◆ SET PROBLEM
Below are some records: retype them all exactly, but not the pictures.

◆ ENTRIES PROVIDED
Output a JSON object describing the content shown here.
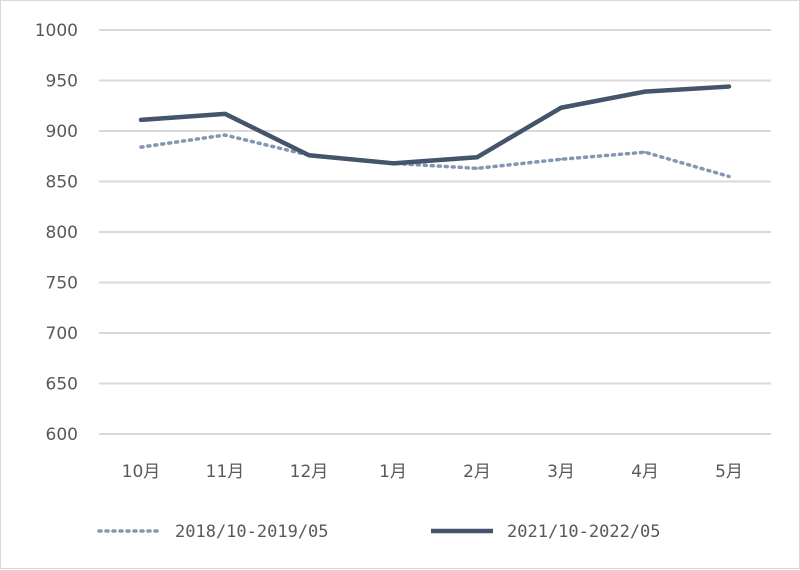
{
  "chart_data": {
    "type": "line",
    "title": "",
    "xlabel": "",
    "ylabel": "",
    "categories": [
      "10月",
      "11月",
      "12月",
      "1月",
      "2月",
      "3月",
      "4月",
      "5月"
    ],
    "yticks": [
      "600",
      "650",
      "700",
      "750",
      "800",
      "850",
      "900",
      "950",
      "1000"
    ],
    "ylim": [
      600,
      1000
    ],
    "grid": true,
    "legend_position": "bottom",
    "series": [
      {
        "name": "2018/10-2019/05",
        "style": "dotted",
        "color": "#8497b0",
        "values": [
          884,
          896,
          876,
          868,
          863,
          872,
          879,
          855
        ]
      },
      {
        "name": "2021/10-2022/05",
        "style": "solid",
        "color": "#44546a",
        "values": [
          911,
          917,
          876,
          868,
          874,
          923,
          939,
          944
        ]
      }
    ]
  }
}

◆ SOLUTION TO THE EXERCISE
Output a JSON object describing the content shown here.
{
  "chart_data": {
    "type": "line",
    "title": "",
    "xlabel": "",
    "ylabel": "",
    "categories": [
      "10月",
      "11月",
      "12月",
      "1月",
      "2月",
      "3月",
      "4月",
      "5月"
    ],
    "yticks": [
      "600",
      "650",
      "700",
      "750",
      "800",
      "850",
      "900",
      "950",
      "1000"
    ],
    "ylim": [
      600,
      1000
    ],
    "grid": true,
    "legend_position": "bottom",
    "series": [
      {
        "name": "2018/10-2019/05",
        "style": "dotted",
        "color": "#8497b0",
        "values": [
          884,
          896,
          876,
          868,
          863,
          872,
          879,
          855
        ]
      },
      {
        "name": "2021/10-2022/05",
        "style": "solid",
        "color": "#44546a",
        "values": [
          911,
          917,
          876,
          868,
          874,
          923,
          939,
          944
        ]
      }
    ]
  }
}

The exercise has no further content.